WHAT THIS TASK INVOLVES :: Give every line of the rows below as a JSON list of strings, one string per line, with any blank lines left out.

DATA EXCERPTS ::
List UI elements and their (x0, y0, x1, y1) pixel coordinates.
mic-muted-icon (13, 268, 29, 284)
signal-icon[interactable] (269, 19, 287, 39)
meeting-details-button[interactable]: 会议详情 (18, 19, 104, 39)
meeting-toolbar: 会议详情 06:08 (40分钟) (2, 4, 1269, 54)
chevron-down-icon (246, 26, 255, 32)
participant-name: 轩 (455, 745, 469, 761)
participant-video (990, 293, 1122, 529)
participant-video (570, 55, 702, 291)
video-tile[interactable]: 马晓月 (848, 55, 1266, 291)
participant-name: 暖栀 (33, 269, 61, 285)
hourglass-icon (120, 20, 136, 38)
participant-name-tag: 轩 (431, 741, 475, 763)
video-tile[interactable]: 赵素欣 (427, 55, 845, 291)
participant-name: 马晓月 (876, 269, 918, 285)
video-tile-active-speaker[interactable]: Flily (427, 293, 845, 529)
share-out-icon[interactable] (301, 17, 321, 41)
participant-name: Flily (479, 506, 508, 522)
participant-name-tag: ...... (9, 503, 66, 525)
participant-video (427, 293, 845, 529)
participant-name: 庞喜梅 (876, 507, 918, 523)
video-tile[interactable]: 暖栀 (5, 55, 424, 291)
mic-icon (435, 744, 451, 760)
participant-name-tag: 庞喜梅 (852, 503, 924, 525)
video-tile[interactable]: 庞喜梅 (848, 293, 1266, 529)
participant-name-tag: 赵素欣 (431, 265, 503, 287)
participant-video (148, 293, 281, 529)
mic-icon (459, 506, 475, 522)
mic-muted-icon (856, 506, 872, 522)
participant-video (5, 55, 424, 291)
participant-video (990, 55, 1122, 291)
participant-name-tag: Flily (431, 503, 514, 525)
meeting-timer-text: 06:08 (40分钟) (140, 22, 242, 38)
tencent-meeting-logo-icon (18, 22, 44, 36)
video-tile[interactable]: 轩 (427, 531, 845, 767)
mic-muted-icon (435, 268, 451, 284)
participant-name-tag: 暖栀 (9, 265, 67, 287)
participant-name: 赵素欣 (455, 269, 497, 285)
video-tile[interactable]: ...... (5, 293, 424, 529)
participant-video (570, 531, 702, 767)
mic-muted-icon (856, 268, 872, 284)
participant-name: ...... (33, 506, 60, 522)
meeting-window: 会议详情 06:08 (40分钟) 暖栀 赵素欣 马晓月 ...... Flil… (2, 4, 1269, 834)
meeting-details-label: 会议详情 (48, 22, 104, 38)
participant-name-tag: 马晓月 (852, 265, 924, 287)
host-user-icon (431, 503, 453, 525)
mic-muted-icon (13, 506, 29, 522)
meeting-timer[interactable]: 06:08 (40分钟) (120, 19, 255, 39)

ANSWER TO THE EXERCISE ::
[
  "List UI elements and their (x0, y0, x1, y1) pixel coordinates.",
  "mic-muted-icon (13, 268, 29, 284)",
  "signal-icon[interactable] (269, 19, 287, 39)",
  "meeting-details-button[interactable]: 会议详情 (18, 19, 104, 39)",
  "meeting-toolbar: 会议详情 06:08 (40分钟) (2, 4, 1269, 54)",
  "chevron-down-icon (246, 26, 255, 32)",
  "participant-name: 轩 (455, 745, 469, 761)",
  "participant-video (990, 293, 1122, 529)",
  "participant-video (570, 55, 702, 291)",
  "video-tile[interactable]: 马晓月 (848, 55, 1266, 291)",
  "participant-name: 暖栀 (33, 269, 61, 285)",
  "hourglass-icon (120, 20, 136, 38)",
  "participant-name-tag: 轩 (431, 741, 475, 763)",
  "video-tile[interactable]: 赵素欣 (427, 55, 845, 291)",
  "participant-name: 马晓月 (876, 269, 918, 285)",
  "video-tile-active-speaker[interactable]: Flily (427, 293, 845, 529)",
  "share-out-icon[interactable] (301, 17, 321, 41)",
  "participant-name: Flily (479, 506, 508, 522)",
  "participant-name-tag: ...... (9, 503, 66, 525)",
  "participant-video (427, 293, 845, 529)",
  "participant-name: 庞喜梅 (876, 507, 918, 523)",
  "video-tile[interactable]: 暖栀 (5, 55, 424, 291)",
  "mic-icon (435, 744, 451, 760)",
  "participant-name-tag: 庞喜梅 (852, 503, 924, 525)",
  "video-tile[interactable]: 庞喜梅 (848, 293, 1266, 529)",
  "participant-name-tag: 赵素欣 (431, 265, 503, 287)",
  "participant-video (148, 293, 281, 529)",
  "mic-icon (459, 506, 475, 522)",
  "mic-muted-icon (856, 506, 872, 522)",
  "participant-video (5, 55, 424, 291)",
  "participant-video (990, 55, 1122, 291)",
  "participant-name-tag: Flily (431, 503, 514, 525)",
  "meeting-timer-text: 06:08 (40分钟) (140, 22, 242, 38)",
  "tencent-meeting-logo-icon (18, 22, 44, 36)",
  "video-tile[interactable]: 轩 (427, 531, 845, 767)",
  "mic-muted-icon (435, 268, 451, 284)",
  "participant-name-tag: 暖栀 (9, 265, 67, 287)",
  "participant-name: 赵素欣 (455, 269, 497, 285)",
  "video-tile[interactable]: ...... (5, 293, 424, 529)",
  "participant-video (570, 531, 702, 767)",
  "mic-muted-icon (856, 268, 872, 284)",
  "participant-name: ...... (33, 506, 60, 522)",
  "meeting-window: 会议详情 06:08 (40分钟) 暖栀 赵素欣 马晓月 ...... Flil… (2, 4, 1269, 834)",
  "meeting-details-label: 会议详情 (48, 22, 104, 38)",
  "participant-name-tag: 马晓月 (852, 265, 924, 287)",
  "host-user-icon (431, 503, 453, 525)",
  "mic-muted-icon (13, 506, 29, 522)",
  "meeting-timer[interactable]: 06:08 (40分钟) (120, 19, 255, 39)"
]